:: What is needed ::
Reproduce exactly the lines from the one that holds "Decode this image" through the last line of the entries, both ends included, but not the pictures.

:: Material for the task ::
■ ■ ■ ■
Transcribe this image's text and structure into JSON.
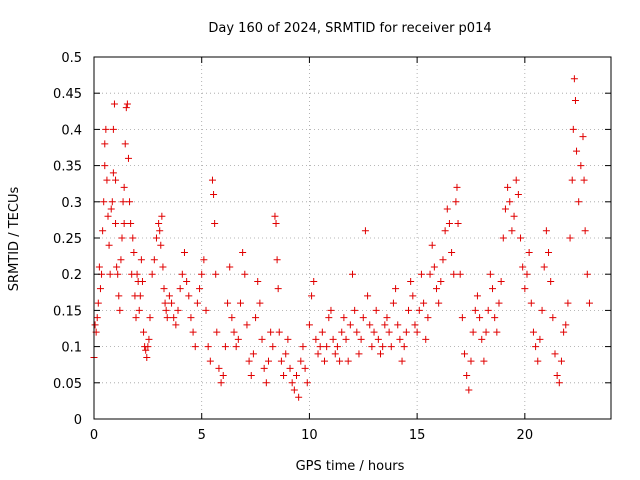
{
  "chart_data": {
    "type": "scatter",
    "title": "Day 160 of 2024, SRMTID for receiver p014",
    "xlabel": "GPS time / hours",
    "ylabel": "SRMTID / TECUs",
    "xlim": [
      0,
      24
    ],
    "ylim": [
      0,
      0.5
    ],
    "xticks": [
      0,
      5,
      10,
      15,
      20
    ],
    "xtick_labels": [
      "0",
      "5",
      "10",
      "15",
      "20"
    ],
    "yticks": [
      0,
      0.05,
      0.1,
      0.15,
      0.2,
      0.25,
      0.3,
      0.35,
      0.4,
      0.45,
      0.5
    ],
    "ytick_labels": [
      "0",
      "0.05",
      "0.1",
      "0.15",
      "0.2",
      "0.25",
      "0.3",
      "0.35",
      "0.4",
      "0.45",
      "0.5"
    ],
    "grid": true,
    "marker": "+",
    "colors": {
      "marker": "#e00000",
      "grid": "#a0a0a0",
      "axis": "#000000"
    },
    "series": [
      {
        "name": "SRMTID",
        "points": [
          [
            0.0,
            0.085
          ],
          [
            0.05,
            0.13
          ],
          [
            0.1,
            0.12
          ],
          [
            0.15,
            0.14
          ],
          [
            0.2,
            0.16
          ],
          [
            0.25,
            0.21
          ],
          [
            0.3,
            0.18
          ],
          [
            0.35,
            0.2
          ],
          [
            0.4,
            0.26
          ],
          [
            0.45,
            0.3
          ],
          [
            0.5,
            0.35
          ],
          [
            0.5,
            0.38
          ],
          [
            0.55,
            0.4
          ],
          [
            0.6,
            0.33
          ],
          [
            0.65,
            0.28
          ],
          [
            0.7,
            0.24
          ],
          [
            0.75,
            0.2
          ],
          [
            0.8,
            0.29
          ],
          [
            0.85,
            0.3
          ],
          [
            0.9,
            0.34
          ],
          [
            0.9,
            0.4
          ],
          [
            0.95,
            0.435
          ],
          [
            1.0,
            0.33
          ],
          [
            1.0,
            0.27
          ],
          [
            1.05,
            0.21
          ],
          [
            1.1,
            0.2
          ],
          [
            1.15,
            0.17
          ],
          [
            1.2,
            0.15
          ],
          [
            1.25,
            0.22
          ],
          [
            1.3,
            0.25
          ],
          [
            1.35,
            0.3
          ],
          [
            1.4,
            0.27
          ],
          [
            1.4,
            0.32
          ],
          [
            1.45,
            0.38
          ],
          [
            1.5,
            0.43
          ],
          [
            1.55,
            0.435
          ],
          [
            1.6,
            0.36
          ],
          [
            1.65,
            0.3
          ],
          [
            1.7,
            0.27
          ],
          [
            1.75,
            0.2
          ],
          [
            1.8,
            0.25
          ],
          [
            1.85,
            0.23
          ],
          [
            1.9,
            0.17
          ],
          [
            1.95,
            0.14
          ],
          [
            2.0,
            0.2
          ],
          [
            2.05,
            0.19
          ],
          [
            2.1,
            0.15
          ],
          [
            2.15,
            0.17
          ],
          [
            2.2,
            0.22
          ],
          [
            2.25,
            0.19
          ],
          [
            2.3,
            0.12
          ],
          [
            2.35,
            0.1
          ],
          [
            2.4,
            0.095
          ],
          [
            2.45,
            0.085
          ],
          [
            2.5,
            0.1
          ],
          [
            2.55,
            0.11
          ],
          [
            2.6,
            0.14
          ],
          [
            2.7,
            0.2
          ],
          [
            2.8,
            0.22
          ],
          [
            2.9,
            0.25
          ],
          [
            3.0,
            0.27
          ],
          [
            3.05,
            0.26
          ],
          [
            3.1,
            0.24
          ],
          [
            3.15,
            0.28
          ],
          [
            3.2,
            0.21
          ],
          [
            3.25,
            0.18
          ],
          [
            3.3,
            0.16
          ],
          [
            3.35,
            0.15
          ],
          [
            3.4,
            0.14
          ],
          [
            3.5,
            0.17
          ],
          [
            3.6,
            0.16
          ],
          [
            3.7,
            0.14
          ],
          [
            3.8,
            0.13
          ],
          [
            3.9,
            0.15
          ],
          [
            4.0,
            0.18
          ],
          [
            4.1,
            0.2
          ],
          [
            4.2,
            0.23
          ],
          [
            4.3,
            0.19
          ],
          [
            4.4,
            0.17
          ],
          [
            4.5,
            0.14
          ],
          [
            4.6,
            0.12
          ],
          [
            4.7,
            0.1
          ],
          [
            4.8,
            0.16
          ],
          [
            4.9,
            0.18
          ],
          [
            5.0,
            0.2
          ],
          [
            5.1,
            0.22
          ],
          [
            5.2,
            0.15
          ],
          [
            5.3,
            0.1
          ],
          [
            5.4,
            0.08
          ],
          [
            5.5,
            0.33
          ],
          [
            5.55,
            0.31
          ],
          [
            5.6,
            0.27
          ],
          [
            5.65,
            0.2
          ],
          [
            5.7,
            0.12
          ],
          [
            5.8,
            0.07
          ],
          [
            5.9,
            0.05
          ],
          [
            6.0,
            0.06
          ],
          [
            6.1,
            0.1
          ],
          [
            6.2,
            0.16
          ],
          [
            6.3,
            0.21
          ],
          [
            6.4,
            0.14
          ],
          [
            6.5,
            0.12
          ],
          [
            6.6,
            0.1
          ],
          [
            6.7,
            0.11
          ],
          [
            6.8,
            0.16
          ],
          [
            6.9,
            0.23
          ],
          [
            7.0,
            0.2
          ],
          [
            7.1,
            0.13
          ],
          [
            7.2,
            0.08
          ],
          [
            7.3,
            0.06
          ],
          [
            7.4,
            0.09
          ],
          [
            7.5,
            0.14
          ],
          [
            7.6,
            0.19
          ],
          [
            7.7,
            0.16
          ],
          [
            7.8,
            0.11
          ],
          [
            7.9,
            0.07
          ],
          [
            8.0,
            0.05
          ],
          [
            8.1,
            0.08
          ],
          [
            8.2,
            0.12
          ],
          [
            8.3,
            0.1
          ],
          [
            8.4,
            0.28
          ],
          [
            8.45,
            0.27
          ],
          [
            8.5,
            0.22
          ],
          [
            8.55,
            0.18
          ],
          [
            8.6,
            0.12
          ],
          [
            8.7,
            0.08
          ],
          [
            8.8,
            0.06
          ],
          [
            8.9,
            0.09
          ],
          [
            9.0,
            0.11
          ],
          [
            9.1,
            0.07
          ],
          [
            9.2,
            0.05
          ],
          [
            9.3,
            0.04
          ],
          [
            9.4,
            0.06
          ],
          [
            9.5,
            0.03
          ],
          [
            9.6,
            0.08
          ],
          [
            9.7,
            0.1
          ],
          [
            9.8,
            0.07
          ],
          [
            9.9,
            0.05
          ],
          [
            10.0,
            0.13
          ],
          [
            10.1,
            0.17
          ],
          [
            10.2,
            0.19
          ],
          [
            10.3,
            0.11
          ],
          [
            10.4,
            0.09
          ],
          [
            10.5,
            0.1
          ],
          [
            10.6,
            0.12
          ],
          [
            10.7,
            0.08
          ],
          [
            10.8,
            0.1
          ],
          [
            10.9,
            0.14
          ],
          [
            11.0,
            0.15
          ],
          [
            11.1,
            0.11
          ],
          [
            11.2,
            0.09
          ],
          [
            11.3,
            0.1
          ],
          [
            11.4,
            0.08
          ],
          [
            11.5,
            0.12
          ],
          [
            11.6,
            0.14
          ],
          [
            11.7,
            0.11
          ],
          [
            11.8,
            0.08
          ],
          [
            11.9,
            0.13
          ],
          [
            12.0,
            0.2
          ],
          [
            12.1,
            0.15
          ],
          [
            12.2,
            0.12
          ],
          [
            12.3,
            0.09
          ],
          [
            12.4,
            0.11
          ],
          [
            12.5,
            0.14
          ],
          [
            12.6,
            0.26
          ],
          [
            12.7,
            0.17
          ],
          [
            12.8,
            0.13
          ],
          [
            12.9,
            0.1
          ],
          [
            13.0,
            0.12
          ],
          [
            13.1,
            0.15
          ],
          [
            13.2,
            0.11
          ],
          [
            13.3,
            0.09
          ],
          [
            13.4,
            0.1
          ],
          [
            13.5,
            0.13
          ],
          [
            13.6,
            0.14
          ],
          [
            13.7,
            0.12
          ],
          [
            13.8,
            0.1
          ],
          [
            13.9,
            0.16
          ],
          [
            14.0,
            0.18
          ],
          [
            14.1,
            0.13
          ],
          [
            14.2,
            0.11
          ],
          [
            14.3,
            0.08
          ],
          [
            14.4,
            0.1
          ],
          [
            14.5,
            0.12
          ],
          [
            14.6,
            0.15
          ],
          [
            14.7,
            0.19
          ],
          [
            14.8,
            0.17
          ],
          [
            14.9,
            0.13
          ],
          [
            15.0,
            0.12
          ],
          [
            15.1,
            0.15
          ],
          [
            15.2,
            0.2
          ],
          [
            15.3,
            0.16
          ],
          [
            15.4,
            0.11
          ],
          [
            15.5,
            0.14
          ],
          [
            15.6,
            0.2
          ],
          [
            15.7,
            0.24
          ],
          [
            15.8,
            0.21
          ],
          [
            15.9,
            0.18
          ],
          [
            16.0,
            0.16
          ],
          [
            16.1,
            0.19
          ],
          [
            16.2,
            0.22
          ],
          [
            16.3,
            0.26
          ],
          [
            16.4,
            0.29
          ],
          [
            16.5,
            0.27
          ],
          [
            16.6,
            0.23
          ],
          [
            16.7,
            0.2
          ],
          [
            16.8,
            0.3
          ],
          [
            16.85,
            0.32
          ],
          [
            16.9,
            0.27
          ],
          [
            17.0,
            0.2
          ],
          [
            17.1,
            0.14
          ],
          [
            17.2,
            0.09
          ],
          [
            17.3,
            0.06
          ],
          [
            17.4,
            0.04
          ],
          [
            17.5,
            0.08
          ],
          [
            17.6,
            0.12
          ],
          [
            17.7,
            0.15
          ],
          [
            17.8,
            0.17
          ],
          [
            17.9,
            0.14
          ],
          [
            18.0,
            0.11
          ],
          [
            18.1,
            0.08
          ],
          [
            18.2,
            0.12
          ],
          [
            18.3,
            0.15
          ],
          [
            18.4,
            0.2
          ],
          [
            18.5,
            0.18
          ],
          [
            18.6,
            0.14
          ],
          [
            18.7,
            0.12
          ],
          [
            18.8,
            0.16
          ],
          [
            18.9,
            0.19
          ],
          [
            19.0,
            0.25
          ],
          [
            19.1,
            0.29
          ],
          [
            19.2,
            0.32
          ],
          [
            19.3,
            0.3
          ],
          [
            19.4,
            0.26
          ],
          [
            19.5,
            0.28
          ],
          [
            19.6,
            0.33
          ],
          [
            19.7,
            0.31
          ],
          [
            19.8,
            0.25
          ],
          [
            19.9,
            0.21
          ],
          [
            20.0,
            0.18
          ],
          [
            20.1,
            0.2
          ],
          [
            20.2,
            0.23
          ],
          [
            20.3,
            0.16
          ],
          [
            20.4,
            0.12
          ],
          [
            20.5,
            0.1
          ],
          [
            20.6,
            0.08
          ],
          [
            20.7,
            0.11
          ],
          [
            20.8,
            0.15
          ],
          [
            20.9,
            0.21
          ],
          [
            21.0,
            0.26
          ],
          [
            21.1,
            0.23
          ],
          [
            21.2,
            0.19
          ],
          [
            21.3,
            0.14
          ],
          [
            21.4,
            0.09
          ],
          [
            21.5,
            0.06
          ],
          [
            21.6,
            0.05
          ],
          [
            21.7,
            0.08
          ],
          [
            21.8,
            0.12
          ],
          [
            21.9,
            0.13
          ],
          [
            22.0,
            0.16
          ],
          [
            22.1,
            0.25
          ],
          [
            22.2,
            0.33
          ],
          [
            22.25,
            0.4
          ],
          [
            22.3,
            0.47
          ],
          [
            22.35,
            0.44
          ],
          [
            22.4,
            0.37
          ],
          [
            22.5,
            0.3
          ],
          [
            22.6,
            0.35
          ],
          [
            22.7,
            0.39
          ],
          [
            22.75,
            0.33
          ],
          [
            22.8,
            0.26
          ],
          [
            22.9,
            0.2
          ],
          [
            23.0,
            0.16
          ]
        ]
      }
    ]
  }
}
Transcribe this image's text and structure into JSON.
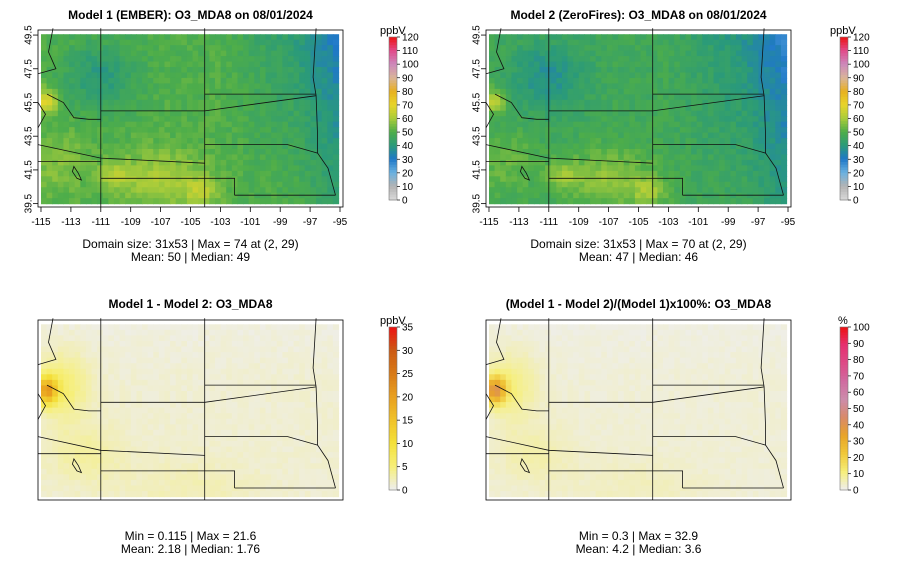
{
  "chart_data": [
    {
      "type": "heatmap",
      "title": "Model 1 (EMBER): O3_MDA8 on 08/01/2024",
      "colorbar_unit": "ppbV",
      "colorbar_ticks": [
        "0",
        "10",
        "20",
        "30",
        "40",
        "50",
        "60",
        "70",
        "80",
        "90",
        "100",
        "110",
        "120"
      ],
      "colorbar_range": [
        0,
        120
      ],
      "x_ticks": [
        "-115",
        "-113",
        "-111",
        "-109",
        "-107",
        "-105",
        "-103",
        "-101",
        "-99",
        "-97",
        "-95"
      ],
      "y_ticks": [
        "39.5",
        "41.5",
        "43.5",
        "45.5",
        "47.5",
        "49.5"
      ],
      "xlim": [
        -115.2,
        -94.8
      ],
      "ylim": [
        39.3,
        49.8
      ],
      "stats_line1": "Domain size: 31x53 | Max = 74 at (2, 29)",
      "stats_line2": "Mean: 50 |  Median: 49",
      "max": 74,
      "mean": 50,
      "median": 49
    },
    {
      "type": "heatmap",
      "title": "Model 2 (ZeroFires): O3_MDA8 on 08/01/2024",
      "colorbar_unit": "ppbV",
      "colorbar_ticks": [
        "0",
        "10",
        "20",
        "30",
        "40",
        "50",
        "60",
        "70",
        "80",
        "90",
        "100",
        "110",
        "120"
      ],
      "colorbar_range": [
        0,
        120
      ],
      "x_ticks": [
        "-115",
        "-113",
        "-111",
        "-109",
        "-107",
        "-105",
        "-103",
        "-101",
        "-99",
        "-97",
        "-95"
      ],
      "y_ticks": [
        "39.5",
        "41.5",
        "43.5",
        "45.5",
        "47.5",
        "49.5"
      ],
      "xlim": [
        -115.2,
        -94.8
      ],
      "ylim": [
        39.3,
        49.8
      ],
      "stats_line1": "Domain size: 31x53 | Max = 70 at (2, 29)",
      "stats_line2": "Mean: 47 |  Median: 46",
      "max": 70,
      "mean": 47,
      "median": 46
    },
    {
      "type": "heatmap",
      "title": "Model 1 - Model 2: O3_MDA8",
      "colorbar_unit": "ppbV",
      "colorbar_ticks": [
        "0",
        "5",
        "10",
        "15",
        "20",
        "25",
        "30",
        "35"
      ],
      "colorbar_range": [
        0,
        35
      ],
      "stats_line1": "Min = 0.115 | Max = 21.6",
      "stats_line2": "Mean: 2.18 |  Median: 1.76",
      "min": 0.115,
      "max": 21.6,
      "mean": 2.18,
      "median": 1.76
    },
    {
      "type": "heatmap",
      "title": "(Model 1 - Model 2)/(Model 1)x100%: O3_MDA8",
      "colorbar_unit": "%",
      "colorbar_ticks": [
        "0",
        "10",
        "20",
        "30",
        "40",
        "50",
        "60",
        "70",
        "80",
        "90",
        "100"
      ],
      "colorbar_range": [
        0,
        100
      ],
      "stats_line1": "Min = 0.3 | Max = 32.9",
      "stats_line2": "Mean: 4.2 |  Median: 3.6",
      "min": 0.3,
      "max": 32.9,
      "mean": 4.2,
      "median": 3.6
    }
  ],
  "colors": {
    "conc_scale": [
      "#d9d9d9",
      "#b3b3b3",
      "#6bb2e0",
      "#1f78c8",
      "#2a9a7a",
      "#4dad4a",
      "#a9cc3a",
      "#e8d52a",
      "#e8b020",
      "#d9b49a",
      "#cc88bb",
      "#e24a8a",
      "#ee1111"
    ],
    "diff_scale": [
      "#eeeeee",
      "#f6ef7a",
      "#f4e13a",
      "#f0c22a",
      "#e8a020",
      "#d87a18",
      "#cc5a14",
      "#ee1111"
    ],
    "pct_scale": [
      "#eeeeee",
      "#f6ef7a",
      "#f0c83a",
      "#e8a428",
      "#d98a6a",
      "#cc8cab",
      "#d06aa0",
      "#dd4a86",
      "#e63070",
      "#ee1111"
    ]
  }
}
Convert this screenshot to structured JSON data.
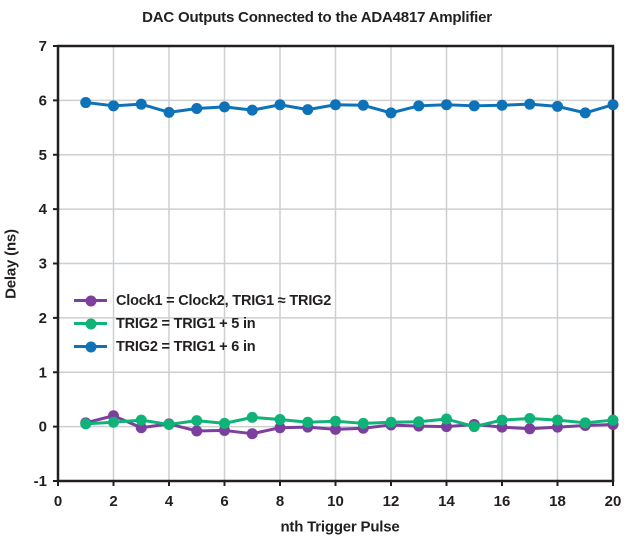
{
  "chart_data": {
    "type": "line",
    "title": "DAC Outputs Connected to the ADA4817 Amplifier",
    "xlabel": "nth Trigger Pulse",
    "ylabel": "Delay (ns)",
    "xlim": [
      0,
      20
    ],
    "ylim": [
      -1,
      7
    ],
    "xticks": [
      0,
      2,
      4,
      6,
      8,
      10,
      12,
      14,
      16,
      18,
      20
    ],
    "yticks": [
      -1,
      0,
      1,
      2,
      3,
      4,
      5,
      6,
      7
    ],
    "grid": true,
    "legend_position": "inside-left-middle",
    "x": [
      1,
      2,
      3,
      4,
      5,
      6,
      7,
      8,
      9,
      10,
      11,
      12,
      13,
      14,
      15,
      16,
      17,
      18,
      19,
      20
    ],
    "series": [
      {
        "name": "Clock1 = Clock2, TRIG1 ≈ TRIG2",
        "color": "#7d3f9d",
        "values": [
          0.07,
          0.2,
          -0.02,
          0.05,
          -0.08,
          -0.07,
          -0.13,
          -0.02,
          -0.01,
          -0.05,
          -0.03,
          0.03,
          0.01,
          0.0,
          0.04,
          -0.01,
          -0.04,
          -0.01,
          0.02,
          0.04
        ]
      },
      {
        "name": "TRIG2 = TRIG1 + 5 in",
        "color": "#10b377",
        "values": [
          0.05,
          0.08,
          0.12,
          0.04,
          0.11,
          0.06,
          0.17,
          0.13,
          0.08,
          0.1,
          0.06,
          0.08,
          0.09,
          0.14,
          0.0,
          0.12,
          0.15,
          0.12,
          0.07,
          0.12
        ]
      },
      {
        "name": "TRIG2 = TRIG1 + 6 in",
        "color": "#0e72b9",
        "values": [
          5.96,
          5.9,
          5.93,
          5.78,
          5.85,
          5.88,
          5.82,
          5.92,
          5.83,
          5.92,
          5.91,
          5.77,
          5.9,
          5.92,
          5.9,
          5.91,
          5.93,
          5.89,
          5.77,
          5.92
        ]
      }
    ],
    "style": {
      "grid_color": "#cdcfd1",
      "axis_color": "#231f20",
      "text_color": "#231f20",
      "background": "#ffffff"
    }
  }
}
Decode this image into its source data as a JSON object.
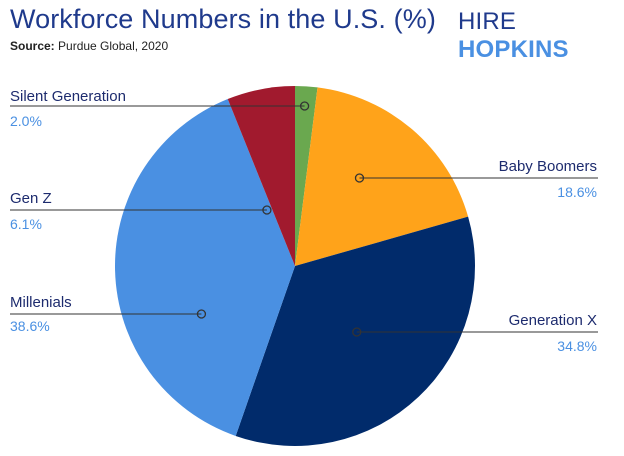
{
  "header": {
    "title": "Workforce Numbers in the U.S. (%)",
    "source_label": "Source:",
    "source_text": "Purdue Global, 2020"
  },
  "logo": {
    "part1": "HIRE",
    "part2": "HOPKINS"
  },
  "chart_data": {
    "type": "pie",
    "title": "Workforce Numbers in the U.S. (%)",
    "slices": [
      {
        "name": "Silent Generation",
        "label": "2.0%",
        "value": 2.0,
        "color": "#6aa84f"
      },
      {
        "name": "Baby Boomers",
        "label": "18.6%",
        "value": 18.6,
        "color": "#ffa31a"
      },
      {
        "name": "Generation X",
        "label": "34.8%",
        "value": 34.8,
        "color": "#012b6b"
      },
      {
        "name": "Millenials",
        "label": "38.6%",
        "value": 38.6,
        "color": "#4a90e2"
      },
      {
        "name": "Gen Z",
        "label": "6.1%",
        "value": 6.1,
        "color": "#a11a2e"
      }
    ]
  }
}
■ ■ ■ ■
:: Response to this exercise ::
Decode this image into its source data as a JSON object.
{
  "header": {
    "title": "Workforce Numbers in the U.S. (%)",
    "source_label": "Source:",
    "source_text": "Purdue Global, 2020"
  },
  "logo": {
    "part1": "HIRE",
    "part2": "HOPKINS"
  },
  "chart_data": {
    "type": "pie",
    "title": "Workforce Numbers in the U.S. (%)",
    "slices": [
      {
        "name": "Silent Generation",
        "label": "2.0%",
        "value": 2.0,
        "color": "#6aa84f"
      },
      {
        "name": "Baby Boomers",
        "label": "18.6%",
        "value": 18.6,
        "color": "#ffa31a"
      },
      {
        "name": "Generation X",
        "label": "34.8%",
        "value": 34.8,
        "color": "#012b6b"
      },
      {
        "name": "Millenials",
        "label": "38.6%",
        "value": 38.6,
        "color": "#4a90e2"
      },
      {
        "name": "Gen Z",
        "label": "6.1%",
        "value": 6.1,
        "color": "#a11a2e"
      }
    ]
  }
}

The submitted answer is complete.